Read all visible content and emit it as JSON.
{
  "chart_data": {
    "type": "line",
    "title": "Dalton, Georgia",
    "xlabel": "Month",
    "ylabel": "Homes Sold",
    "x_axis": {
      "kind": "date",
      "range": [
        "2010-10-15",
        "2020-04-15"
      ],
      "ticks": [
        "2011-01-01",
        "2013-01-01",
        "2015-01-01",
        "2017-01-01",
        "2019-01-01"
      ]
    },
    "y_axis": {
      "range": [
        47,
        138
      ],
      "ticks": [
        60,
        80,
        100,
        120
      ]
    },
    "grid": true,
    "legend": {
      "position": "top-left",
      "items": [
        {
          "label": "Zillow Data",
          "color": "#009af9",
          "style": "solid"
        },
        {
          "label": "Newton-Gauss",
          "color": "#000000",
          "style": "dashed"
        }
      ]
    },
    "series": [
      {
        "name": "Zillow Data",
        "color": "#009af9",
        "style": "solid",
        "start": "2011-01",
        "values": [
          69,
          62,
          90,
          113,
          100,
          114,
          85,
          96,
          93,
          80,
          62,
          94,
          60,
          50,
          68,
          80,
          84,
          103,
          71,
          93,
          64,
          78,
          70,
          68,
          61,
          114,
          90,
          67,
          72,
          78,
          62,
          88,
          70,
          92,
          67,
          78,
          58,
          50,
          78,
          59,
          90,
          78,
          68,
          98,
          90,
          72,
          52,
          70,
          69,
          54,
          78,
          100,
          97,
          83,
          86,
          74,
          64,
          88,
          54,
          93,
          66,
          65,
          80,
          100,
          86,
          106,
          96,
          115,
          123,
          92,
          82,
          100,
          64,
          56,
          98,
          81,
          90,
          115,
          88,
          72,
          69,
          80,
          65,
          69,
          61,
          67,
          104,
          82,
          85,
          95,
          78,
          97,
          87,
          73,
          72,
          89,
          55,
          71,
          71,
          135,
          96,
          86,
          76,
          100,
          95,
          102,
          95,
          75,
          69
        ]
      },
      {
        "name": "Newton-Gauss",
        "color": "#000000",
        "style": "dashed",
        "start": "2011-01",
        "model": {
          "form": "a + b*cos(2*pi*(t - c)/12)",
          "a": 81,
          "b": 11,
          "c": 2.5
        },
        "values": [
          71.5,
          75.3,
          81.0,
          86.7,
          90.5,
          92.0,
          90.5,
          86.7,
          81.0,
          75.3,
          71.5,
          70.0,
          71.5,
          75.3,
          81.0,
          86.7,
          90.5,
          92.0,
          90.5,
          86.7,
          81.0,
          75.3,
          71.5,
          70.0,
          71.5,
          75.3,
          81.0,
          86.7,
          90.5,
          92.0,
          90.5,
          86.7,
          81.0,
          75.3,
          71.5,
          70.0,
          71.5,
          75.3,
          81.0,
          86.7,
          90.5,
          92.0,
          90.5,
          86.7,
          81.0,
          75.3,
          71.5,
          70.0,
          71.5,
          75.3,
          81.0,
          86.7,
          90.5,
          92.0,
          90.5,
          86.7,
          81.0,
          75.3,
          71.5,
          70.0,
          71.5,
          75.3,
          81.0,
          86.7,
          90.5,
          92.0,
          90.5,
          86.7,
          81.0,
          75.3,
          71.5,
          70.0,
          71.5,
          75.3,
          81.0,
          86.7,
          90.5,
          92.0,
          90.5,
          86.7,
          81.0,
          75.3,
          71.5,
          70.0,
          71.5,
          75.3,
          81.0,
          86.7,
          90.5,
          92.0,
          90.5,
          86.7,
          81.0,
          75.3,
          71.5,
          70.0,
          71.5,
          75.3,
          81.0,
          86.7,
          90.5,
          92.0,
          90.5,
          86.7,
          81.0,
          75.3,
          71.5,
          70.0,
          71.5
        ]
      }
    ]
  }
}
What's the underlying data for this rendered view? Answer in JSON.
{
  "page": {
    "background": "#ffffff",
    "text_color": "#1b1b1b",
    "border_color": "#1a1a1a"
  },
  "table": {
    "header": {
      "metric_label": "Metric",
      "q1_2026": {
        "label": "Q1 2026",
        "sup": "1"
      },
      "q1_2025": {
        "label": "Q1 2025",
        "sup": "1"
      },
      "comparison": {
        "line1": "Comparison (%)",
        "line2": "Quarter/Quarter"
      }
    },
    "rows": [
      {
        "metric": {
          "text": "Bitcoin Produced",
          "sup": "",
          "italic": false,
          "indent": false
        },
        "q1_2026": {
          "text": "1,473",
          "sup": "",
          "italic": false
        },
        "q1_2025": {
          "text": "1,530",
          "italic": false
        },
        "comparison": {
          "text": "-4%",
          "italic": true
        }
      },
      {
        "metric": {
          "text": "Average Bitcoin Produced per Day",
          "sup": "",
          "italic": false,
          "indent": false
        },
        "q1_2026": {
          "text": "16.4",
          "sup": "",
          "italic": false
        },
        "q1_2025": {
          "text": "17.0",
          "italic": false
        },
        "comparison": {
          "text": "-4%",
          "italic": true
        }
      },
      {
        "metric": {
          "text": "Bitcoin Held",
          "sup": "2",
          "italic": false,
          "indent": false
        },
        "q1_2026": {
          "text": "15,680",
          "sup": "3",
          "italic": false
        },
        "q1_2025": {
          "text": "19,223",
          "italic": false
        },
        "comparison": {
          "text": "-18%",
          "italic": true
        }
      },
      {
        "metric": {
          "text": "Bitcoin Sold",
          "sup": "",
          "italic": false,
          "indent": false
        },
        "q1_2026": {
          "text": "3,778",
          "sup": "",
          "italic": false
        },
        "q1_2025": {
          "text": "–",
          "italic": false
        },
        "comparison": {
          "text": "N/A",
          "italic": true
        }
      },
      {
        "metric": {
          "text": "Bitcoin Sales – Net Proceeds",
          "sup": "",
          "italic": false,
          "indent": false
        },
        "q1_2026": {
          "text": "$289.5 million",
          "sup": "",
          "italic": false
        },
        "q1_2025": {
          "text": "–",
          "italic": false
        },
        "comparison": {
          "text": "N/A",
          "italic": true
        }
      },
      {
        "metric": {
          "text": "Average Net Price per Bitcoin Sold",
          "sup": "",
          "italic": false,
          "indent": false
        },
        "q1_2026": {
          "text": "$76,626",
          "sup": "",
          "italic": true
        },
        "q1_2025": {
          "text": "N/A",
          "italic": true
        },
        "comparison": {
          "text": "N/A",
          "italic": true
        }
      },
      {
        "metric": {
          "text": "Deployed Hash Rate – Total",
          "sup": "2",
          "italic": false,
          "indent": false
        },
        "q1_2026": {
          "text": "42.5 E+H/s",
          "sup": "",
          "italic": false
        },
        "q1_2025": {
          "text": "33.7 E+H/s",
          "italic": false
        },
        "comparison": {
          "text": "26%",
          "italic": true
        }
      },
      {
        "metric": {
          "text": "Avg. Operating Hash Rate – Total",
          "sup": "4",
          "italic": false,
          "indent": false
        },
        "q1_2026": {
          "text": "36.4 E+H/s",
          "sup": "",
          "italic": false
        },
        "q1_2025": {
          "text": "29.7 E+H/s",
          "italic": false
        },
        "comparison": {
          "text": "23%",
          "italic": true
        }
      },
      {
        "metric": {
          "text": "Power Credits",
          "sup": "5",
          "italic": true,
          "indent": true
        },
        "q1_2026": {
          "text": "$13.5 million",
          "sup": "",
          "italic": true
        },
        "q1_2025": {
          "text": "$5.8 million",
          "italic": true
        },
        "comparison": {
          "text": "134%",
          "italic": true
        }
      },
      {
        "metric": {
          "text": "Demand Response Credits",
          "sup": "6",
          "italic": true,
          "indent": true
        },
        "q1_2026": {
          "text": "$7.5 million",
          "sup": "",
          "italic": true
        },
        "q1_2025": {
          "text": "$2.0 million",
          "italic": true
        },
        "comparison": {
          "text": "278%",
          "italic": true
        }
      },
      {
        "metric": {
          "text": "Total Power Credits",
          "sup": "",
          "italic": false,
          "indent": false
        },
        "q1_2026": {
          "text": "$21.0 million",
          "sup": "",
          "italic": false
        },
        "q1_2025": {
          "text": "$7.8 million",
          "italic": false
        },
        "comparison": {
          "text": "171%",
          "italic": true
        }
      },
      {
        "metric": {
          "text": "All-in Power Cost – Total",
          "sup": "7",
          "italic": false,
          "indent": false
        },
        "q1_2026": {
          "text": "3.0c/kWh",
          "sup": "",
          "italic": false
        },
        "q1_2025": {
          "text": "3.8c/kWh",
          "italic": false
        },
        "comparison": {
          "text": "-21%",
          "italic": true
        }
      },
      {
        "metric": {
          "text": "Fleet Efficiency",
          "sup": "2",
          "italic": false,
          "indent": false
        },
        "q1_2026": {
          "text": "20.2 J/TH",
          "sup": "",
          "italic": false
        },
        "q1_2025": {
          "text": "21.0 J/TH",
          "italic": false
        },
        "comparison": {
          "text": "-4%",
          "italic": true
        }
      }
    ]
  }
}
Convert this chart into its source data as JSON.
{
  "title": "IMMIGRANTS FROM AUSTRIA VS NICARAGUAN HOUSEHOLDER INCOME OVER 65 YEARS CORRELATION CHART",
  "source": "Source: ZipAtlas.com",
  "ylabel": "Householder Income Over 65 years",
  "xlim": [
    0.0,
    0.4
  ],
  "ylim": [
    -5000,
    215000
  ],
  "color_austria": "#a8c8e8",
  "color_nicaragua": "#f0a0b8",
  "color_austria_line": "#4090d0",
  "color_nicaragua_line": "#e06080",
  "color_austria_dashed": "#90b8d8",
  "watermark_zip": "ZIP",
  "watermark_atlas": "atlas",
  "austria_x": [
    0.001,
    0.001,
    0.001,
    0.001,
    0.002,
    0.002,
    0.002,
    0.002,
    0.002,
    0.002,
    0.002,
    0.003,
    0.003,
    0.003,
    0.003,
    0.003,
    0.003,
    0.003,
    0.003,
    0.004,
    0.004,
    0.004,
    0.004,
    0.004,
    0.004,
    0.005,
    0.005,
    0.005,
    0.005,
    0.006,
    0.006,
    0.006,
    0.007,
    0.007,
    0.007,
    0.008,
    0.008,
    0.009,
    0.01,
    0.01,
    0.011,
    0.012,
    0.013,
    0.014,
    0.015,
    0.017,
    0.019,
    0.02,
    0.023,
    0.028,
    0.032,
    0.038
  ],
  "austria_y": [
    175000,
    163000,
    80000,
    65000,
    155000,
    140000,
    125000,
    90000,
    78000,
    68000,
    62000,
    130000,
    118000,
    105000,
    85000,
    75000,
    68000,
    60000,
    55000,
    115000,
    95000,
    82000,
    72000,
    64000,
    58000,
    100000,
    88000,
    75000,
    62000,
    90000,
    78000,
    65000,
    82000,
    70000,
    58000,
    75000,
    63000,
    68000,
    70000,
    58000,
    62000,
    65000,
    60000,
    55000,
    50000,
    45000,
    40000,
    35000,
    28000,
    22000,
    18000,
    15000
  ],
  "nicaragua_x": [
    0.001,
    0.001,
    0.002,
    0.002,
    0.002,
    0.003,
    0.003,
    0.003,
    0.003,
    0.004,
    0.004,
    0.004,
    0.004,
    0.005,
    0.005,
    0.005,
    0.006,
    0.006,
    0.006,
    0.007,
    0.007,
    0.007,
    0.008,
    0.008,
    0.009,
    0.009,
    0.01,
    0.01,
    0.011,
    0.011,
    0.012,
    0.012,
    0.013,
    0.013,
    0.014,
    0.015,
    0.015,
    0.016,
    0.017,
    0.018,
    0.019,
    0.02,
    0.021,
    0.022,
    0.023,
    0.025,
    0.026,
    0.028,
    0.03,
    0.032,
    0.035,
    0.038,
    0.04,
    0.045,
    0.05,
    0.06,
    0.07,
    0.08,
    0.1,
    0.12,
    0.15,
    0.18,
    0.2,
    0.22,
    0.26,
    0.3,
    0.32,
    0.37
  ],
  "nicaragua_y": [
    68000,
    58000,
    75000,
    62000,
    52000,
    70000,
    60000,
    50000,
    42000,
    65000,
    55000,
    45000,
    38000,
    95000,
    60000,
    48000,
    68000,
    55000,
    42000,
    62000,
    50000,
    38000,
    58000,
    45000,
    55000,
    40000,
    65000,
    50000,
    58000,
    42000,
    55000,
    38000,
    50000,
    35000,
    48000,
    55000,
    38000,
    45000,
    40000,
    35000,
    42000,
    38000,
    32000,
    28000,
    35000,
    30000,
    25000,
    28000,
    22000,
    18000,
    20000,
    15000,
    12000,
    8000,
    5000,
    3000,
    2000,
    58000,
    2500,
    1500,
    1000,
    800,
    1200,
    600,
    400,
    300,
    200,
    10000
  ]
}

§

# Work to complete
Identify each line in the entries with the word "Credits" and copy it.

# Exercise answer
          "text": "Power Credits",
          "text": "Demand Response Credits",
          "text": "Total Power Credits",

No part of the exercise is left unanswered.